WORK TO BE COMPLETED: The entries below should be output exactly as written.

>> Start DATA TO USE

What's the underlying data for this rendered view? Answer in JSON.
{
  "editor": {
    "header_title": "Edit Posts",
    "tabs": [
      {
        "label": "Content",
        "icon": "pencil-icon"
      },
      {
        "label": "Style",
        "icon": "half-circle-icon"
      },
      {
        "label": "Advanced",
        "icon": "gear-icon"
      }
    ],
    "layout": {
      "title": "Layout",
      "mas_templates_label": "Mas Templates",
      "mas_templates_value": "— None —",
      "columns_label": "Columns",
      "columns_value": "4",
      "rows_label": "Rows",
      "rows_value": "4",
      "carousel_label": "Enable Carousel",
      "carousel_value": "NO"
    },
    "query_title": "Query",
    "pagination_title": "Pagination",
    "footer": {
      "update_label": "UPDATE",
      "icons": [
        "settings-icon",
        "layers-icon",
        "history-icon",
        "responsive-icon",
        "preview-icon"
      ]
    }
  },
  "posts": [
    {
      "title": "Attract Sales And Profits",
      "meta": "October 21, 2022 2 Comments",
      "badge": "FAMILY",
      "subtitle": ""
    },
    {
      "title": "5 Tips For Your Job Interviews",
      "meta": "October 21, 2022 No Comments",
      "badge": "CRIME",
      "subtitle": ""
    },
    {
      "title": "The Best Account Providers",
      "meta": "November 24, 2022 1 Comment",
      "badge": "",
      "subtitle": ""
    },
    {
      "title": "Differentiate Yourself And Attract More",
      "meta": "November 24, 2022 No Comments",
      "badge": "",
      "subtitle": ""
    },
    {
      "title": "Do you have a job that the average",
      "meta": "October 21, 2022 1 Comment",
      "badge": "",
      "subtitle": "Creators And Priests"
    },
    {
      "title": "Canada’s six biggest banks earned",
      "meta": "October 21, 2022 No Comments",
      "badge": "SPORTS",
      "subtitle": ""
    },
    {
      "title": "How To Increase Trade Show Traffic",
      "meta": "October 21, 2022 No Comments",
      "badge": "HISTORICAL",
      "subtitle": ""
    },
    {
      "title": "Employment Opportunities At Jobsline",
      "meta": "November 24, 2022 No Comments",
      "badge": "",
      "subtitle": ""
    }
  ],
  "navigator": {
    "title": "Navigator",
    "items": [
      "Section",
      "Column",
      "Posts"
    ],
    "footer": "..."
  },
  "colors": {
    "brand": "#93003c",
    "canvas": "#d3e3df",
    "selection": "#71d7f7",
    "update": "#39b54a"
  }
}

>> End DATA TO USE

RESPONSE FOR THIS EXERCISE:
What's the underlying data for this rendered view? Answer in JSON.
{
  "editor": {
    "header_title": "Edit Posts",
    "tabs": [
      {
        "label": "Content",
        "icon": "pencil-icon"
      },
      {
        "label": "Style",
        "icon": "half-circle-icon"
      },
      {
        "label": "Advanced",
        "icon": "gear-icon"
      }
    ],
    "layout": {
      "title": "Layout",
      "mas_templates_label": "Mas Templates",
      "mas_templates_value": "— None —",
      "columns_label": "Columns",
      "columns_value": "4",
      "rows_label": "Rows",
      "rows_value": "4",
      "carousel_label": "Enable Carousel",
      "carousel_value": "NO"
    },
    "query_title": "Query",
    "pagination_title": "Pagination",
    "footer": {
      "update_label": "UPDATE",
      "icons": [
        "settings-icon",
        "layers-icon",
        "history-icon",
        "responsive-icon",
        "preview-icon"
      ]
    }
  },
  "posts": [
    {
      "title": "Attract Sales And Profits",
      "meta": "October 21, 2022 2 Comments",
      "badge": "FAMILY",
      "subtitle": ""
    },
    {
      "title": "5 Tips For Your Job Interviews",
      "meta": "October 21, 2022 No Comments",
      "badge": "CRIME",
      "subtitle": ""
    },
    {
      "title": "The Best Account Providers",
      "meta": "November 24, 2022 1 Comment",
      "badge": "",
      "subtitle": ""
    },
    {
      "title": "Differentiate Yourself And Attract More",
      "meta": "November 24, 2022 No Comments",
      "badge": "",
      "subtitle": ""
    },
    {
      "title": "Do you have a job that the average",
      "meta": "October 21, 2022 1 Comment",
      "badge": "",
      "subtitle": "Creators And Priests"
    },
    {
      "title": "Canada’s six biggest banks earned",
      "meta": "October 21, 2022 No Comments",
      "badge": "SPORTS",
      "subtitle": ""
    },
    {
      "title": "How To Increase Trade Show Traffic",
      "meta": "October 21, 2022 No Comments",
      "badge": "HISTORICAL",
      "subtitle": ""
    },
    {
      "title": "Employment Opportunities At Jobsline",
      "meta": "November 24, 2022 No Comments",
      "badge": "",
      "subtitle": ""
    }
  ],
  "navigator": {
    "title": "Navigator",
    "items": [
      "Section",
      "Column",
      "Posts"
    ],
    "footer": "..."
  },
  "colors": {
    "brand": "#93003c",
    "canvas": "#d3e3df",
    "selection": "#71d7f7",
    "update": "#39b54a"
  }
}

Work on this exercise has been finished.